Gather each line of the records where "under" appears.

Provided entries
========================

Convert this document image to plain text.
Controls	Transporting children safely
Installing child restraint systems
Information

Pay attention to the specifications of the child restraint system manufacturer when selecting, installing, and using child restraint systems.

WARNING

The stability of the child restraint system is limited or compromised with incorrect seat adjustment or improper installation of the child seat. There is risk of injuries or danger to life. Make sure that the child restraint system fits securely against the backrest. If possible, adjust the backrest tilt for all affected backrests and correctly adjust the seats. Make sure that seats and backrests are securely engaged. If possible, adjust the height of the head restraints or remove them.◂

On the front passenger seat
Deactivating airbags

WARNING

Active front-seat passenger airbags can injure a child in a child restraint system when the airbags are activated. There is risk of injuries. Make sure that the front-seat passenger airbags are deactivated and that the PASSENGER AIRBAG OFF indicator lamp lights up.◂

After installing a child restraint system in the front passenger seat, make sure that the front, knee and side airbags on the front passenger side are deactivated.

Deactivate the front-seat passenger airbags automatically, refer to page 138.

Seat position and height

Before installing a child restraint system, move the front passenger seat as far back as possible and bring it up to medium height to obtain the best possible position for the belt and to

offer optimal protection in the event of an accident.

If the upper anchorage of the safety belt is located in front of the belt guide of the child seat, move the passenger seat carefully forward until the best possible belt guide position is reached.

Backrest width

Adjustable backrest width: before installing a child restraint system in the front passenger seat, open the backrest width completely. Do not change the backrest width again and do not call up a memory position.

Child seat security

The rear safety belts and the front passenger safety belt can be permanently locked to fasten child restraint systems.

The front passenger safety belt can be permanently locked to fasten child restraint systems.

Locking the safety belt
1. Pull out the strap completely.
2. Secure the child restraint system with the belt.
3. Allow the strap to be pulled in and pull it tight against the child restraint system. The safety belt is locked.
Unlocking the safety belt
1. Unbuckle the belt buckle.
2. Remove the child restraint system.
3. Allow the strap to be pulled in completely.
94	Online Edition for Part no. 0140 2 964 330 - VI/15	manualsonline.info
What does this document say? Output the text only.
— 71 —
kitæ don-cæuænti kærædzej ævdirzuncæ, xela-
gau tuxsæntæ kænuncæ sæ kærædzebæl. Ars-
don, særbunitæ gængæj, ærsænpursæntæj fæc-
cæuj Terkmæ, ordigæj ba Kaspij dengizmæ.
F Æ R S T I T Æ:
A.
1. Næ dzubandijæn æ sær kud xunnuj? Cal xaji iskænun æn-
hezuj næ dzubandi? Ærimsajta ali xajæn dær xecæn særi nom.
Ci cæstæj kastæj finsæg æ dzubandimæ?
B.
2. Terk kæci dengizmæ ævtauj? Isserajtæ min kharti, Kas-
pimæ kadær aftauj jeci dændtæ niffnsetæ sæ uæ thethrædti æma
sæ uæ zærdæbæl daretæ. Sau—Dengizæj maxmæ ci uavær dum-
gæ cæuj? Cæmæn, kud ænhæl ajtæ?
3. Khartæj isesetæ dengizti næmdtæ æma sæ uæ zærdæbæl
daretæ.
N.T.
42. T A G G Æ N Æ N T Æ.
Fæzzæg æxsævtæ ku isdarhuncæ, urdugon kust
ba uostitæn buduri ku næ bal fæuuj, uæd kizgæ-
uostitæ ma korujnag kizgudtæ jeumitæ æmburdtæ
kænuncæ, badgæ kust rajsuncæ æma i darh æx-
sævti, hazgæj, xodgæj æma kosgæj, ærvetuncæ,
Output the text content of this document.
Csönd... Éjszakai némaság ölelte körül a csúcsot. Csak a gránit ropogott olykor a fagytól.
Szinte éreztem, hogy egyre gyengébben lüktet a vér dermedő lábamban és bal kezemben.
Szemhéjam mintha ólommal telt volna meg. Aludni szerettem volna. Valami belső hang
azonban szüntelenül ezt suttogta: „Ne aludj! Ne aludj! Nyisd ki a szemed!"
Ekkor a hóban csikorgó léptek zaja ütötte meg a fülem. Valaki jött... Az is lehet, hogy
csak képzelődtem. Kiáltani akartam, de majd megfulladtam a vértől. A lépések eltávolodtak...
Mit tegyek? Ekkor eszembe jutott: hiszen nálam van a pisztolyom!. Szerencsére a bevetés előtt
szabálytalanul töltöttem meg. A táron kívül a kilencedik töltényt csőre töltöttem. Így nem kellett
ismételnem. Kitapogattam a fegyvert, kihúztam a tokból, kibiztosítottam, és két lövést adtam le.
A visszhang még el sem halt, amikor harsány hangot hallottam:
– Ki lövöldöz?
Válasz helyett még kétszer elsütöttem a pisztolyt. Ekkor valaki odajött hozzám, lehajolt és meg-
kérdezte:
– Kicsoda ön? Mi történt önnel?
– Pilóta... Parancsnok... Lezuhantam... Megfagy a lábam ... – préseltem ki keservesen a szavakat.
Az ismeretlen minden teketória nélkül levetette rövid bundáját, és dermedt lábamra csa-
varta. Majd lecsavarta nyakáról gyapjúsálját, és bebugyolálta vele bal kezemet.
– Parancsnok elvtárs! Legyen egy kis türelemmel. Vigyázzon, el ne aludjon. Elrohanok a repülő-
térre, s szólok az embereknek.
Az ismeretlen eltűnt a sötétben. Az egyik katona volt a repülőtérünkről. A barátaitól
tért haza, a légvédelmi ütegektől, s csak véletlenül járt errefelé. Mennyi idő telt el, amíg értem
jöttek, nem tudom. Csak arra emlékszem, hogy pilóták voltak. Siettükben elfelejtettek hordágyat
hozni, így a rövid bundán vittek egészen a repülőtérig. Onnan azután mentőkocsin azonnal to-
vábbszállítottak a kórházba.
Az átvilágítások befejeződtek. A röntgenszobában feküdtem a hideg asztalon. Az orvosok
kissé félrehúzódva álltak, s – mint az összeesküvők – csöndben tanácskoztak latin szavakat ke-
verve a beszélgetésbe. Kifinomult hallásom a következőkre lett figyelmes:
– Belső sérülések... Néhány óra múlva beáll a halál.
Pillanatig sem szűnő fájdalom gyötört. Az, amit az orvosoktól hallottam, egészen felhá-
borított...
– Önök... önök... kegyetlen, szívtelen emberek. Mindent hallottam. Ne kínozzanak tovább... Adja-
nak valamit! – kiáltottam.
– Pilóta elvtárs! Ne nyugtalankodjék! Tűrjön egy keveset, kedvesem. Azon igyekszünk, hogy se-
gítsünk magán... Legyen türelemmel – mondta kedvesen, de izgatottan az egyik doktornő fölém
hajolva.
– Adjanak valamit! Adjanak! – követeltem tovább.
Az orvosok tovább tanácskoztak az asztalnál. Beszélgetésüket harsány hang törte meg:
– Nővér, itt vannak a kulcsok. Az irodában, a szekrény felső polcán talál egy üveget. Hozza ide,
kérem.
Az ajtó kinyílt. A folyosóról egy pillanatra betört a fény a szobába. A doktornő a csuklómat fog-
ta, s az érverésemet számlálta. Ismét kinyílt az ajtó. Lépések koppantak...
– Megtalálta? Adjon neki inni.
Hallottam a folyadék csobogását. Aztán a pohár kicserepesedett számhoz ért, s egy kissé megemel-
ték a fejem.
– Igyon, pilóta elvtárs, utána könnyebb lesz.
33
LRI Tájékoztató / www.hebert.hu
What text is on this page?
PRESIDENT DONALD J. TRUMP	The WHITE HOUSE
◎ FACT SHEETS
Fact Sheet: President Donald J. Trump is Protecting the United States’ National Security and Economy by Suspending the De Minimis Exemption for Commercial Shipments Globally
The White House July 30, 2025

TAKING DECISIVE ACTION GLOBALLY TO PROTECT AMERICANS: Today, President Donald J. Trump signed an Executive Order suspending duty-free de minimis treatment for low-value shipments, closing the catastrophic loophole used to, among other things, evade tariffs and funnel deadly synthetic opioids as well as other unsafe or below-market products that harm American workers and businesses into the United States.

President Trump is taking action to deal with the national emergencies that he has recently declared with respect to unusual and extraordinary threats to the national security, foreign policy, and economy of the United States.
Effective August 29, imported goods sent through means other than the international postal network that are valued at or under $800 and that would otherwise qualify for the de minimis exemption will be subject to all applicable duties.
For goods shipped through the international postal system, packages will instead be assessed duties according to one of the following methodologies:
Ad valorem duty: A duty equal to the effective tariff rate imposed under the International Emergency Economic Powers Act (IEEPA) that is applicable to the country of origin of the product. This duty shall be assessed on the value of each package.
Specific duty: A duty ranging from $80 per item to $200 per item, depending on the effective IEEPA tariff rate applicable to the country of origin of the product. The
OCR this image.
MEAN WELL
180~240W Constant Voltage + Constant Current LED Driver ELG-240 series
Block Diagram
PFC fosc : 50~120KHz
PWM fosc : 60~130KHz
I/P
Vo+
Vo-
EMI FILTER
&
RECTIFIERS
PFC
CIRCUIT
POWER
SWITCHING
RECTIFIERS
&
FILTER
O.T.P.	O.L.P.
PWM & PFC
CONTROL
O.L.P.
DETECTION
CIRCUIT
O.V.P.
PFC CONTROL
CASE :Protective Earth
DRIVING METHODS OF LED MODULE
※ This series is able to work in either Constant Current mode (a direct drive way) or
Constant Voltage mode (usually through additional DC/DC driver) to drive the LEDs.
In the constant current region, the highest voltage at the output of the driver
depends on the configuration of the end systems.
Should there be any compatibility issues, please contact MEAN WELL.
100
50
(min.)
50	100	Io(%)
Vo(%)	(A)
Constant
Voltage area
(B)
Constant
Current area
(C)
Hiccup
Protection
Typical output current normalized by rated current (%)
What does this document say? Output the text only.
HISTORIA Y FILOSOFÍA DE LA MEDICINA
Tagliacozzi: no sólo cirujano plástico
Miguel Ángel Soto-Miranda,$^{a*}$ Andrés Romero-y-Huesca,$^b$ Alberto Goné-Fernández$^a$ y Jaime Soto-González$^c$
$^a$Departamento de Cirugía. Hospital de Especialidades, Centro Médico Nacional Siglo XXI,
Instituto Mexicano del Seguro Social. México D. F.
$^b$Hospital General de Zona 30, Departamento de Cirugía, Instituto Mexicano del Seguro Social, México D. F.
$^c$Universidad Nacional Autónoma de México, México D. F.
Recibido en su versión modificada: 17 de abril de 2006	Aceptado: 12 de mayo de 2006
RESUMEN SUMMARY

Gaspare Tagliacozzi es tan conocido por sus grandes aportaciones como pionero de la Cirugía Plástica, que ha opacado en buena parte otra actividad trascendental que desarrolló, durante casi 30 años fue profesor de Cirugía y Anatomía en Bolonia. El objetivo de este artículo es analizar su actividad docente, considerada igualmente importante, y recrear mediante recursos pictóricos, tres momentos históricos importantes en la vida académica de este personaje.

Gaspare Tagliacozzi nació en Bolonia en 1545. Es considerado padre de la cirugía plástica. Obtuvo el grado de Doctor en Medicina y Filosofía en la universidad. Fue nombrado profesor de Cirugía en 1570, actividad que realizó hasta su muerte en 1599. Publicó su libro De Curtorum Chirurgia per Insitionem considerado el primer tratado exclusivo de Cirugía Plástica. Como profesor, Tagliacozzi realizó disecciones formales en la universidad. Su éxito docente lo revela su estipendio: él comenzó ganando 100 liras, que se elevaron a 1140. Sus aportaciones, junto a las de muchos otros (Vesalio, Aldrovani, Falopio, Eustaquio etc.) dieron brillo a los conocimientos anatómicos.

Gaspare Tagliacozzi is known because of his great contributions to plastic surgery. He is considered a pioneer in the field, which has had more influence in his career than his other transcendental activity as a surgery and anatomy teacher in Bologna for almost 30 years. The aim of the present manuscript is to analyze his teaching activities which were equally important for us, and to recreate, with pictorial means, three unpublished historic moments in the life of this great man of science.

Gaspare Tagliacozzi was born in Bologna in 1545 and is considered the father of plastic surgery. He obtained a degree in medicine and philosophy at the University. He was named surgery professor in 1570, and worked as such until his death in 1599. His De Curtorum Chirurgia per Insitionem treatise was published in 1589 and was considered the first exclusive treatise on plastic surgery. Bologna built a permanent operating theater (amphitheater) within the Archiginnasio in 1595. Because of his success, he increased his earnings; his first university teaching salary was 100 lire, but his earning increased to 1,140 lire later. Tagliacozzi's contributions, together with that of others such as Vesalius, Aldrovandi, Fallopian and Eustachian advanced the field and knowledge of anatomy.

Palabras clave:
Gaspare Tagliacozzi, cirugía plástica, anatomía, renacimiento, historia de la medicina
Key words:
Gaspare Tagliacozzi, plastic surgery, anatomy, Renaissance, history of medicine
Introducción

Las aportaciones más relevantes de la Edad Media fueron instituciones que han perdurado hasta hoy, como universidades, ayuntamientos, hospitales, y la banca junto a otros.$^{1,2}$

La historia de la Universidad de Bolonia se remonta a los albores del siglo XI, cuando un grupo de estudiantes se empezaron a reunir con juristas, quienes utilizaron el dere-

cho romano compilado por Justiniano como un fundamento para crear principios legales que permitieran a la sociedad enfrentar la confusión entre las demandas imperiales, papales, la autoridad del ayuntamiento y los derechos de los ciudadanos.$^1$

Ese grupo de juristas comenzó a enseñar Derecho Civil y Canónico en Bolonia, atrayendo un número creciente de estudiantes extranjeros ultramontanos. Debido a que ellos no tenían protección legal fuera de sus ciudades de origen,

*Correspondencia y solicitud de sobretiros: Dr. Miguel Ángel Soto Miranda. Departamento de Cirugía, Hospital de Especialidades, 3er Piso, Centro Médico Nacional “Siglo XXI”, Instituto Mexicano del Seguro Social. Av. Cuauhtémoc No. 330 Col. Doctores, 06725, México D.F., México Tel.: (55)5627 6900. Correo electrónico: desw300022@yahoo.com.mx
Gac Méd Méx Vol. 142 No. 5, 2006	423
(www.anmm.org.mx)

========================

Task answer
Effective August 29, imported goods sent through means other than the international postal network that are valued at or under $800 and that would otherwise qualify for the de minimis exemption will be subject to all applicable duties.
Ad valorem duty: A duty equal to the effective tariff rate imposed under the International Emergency Economic Powers Act (IEEPA) that is applicable to the country of origin of the product. This duty shall be assessed on the value of each package.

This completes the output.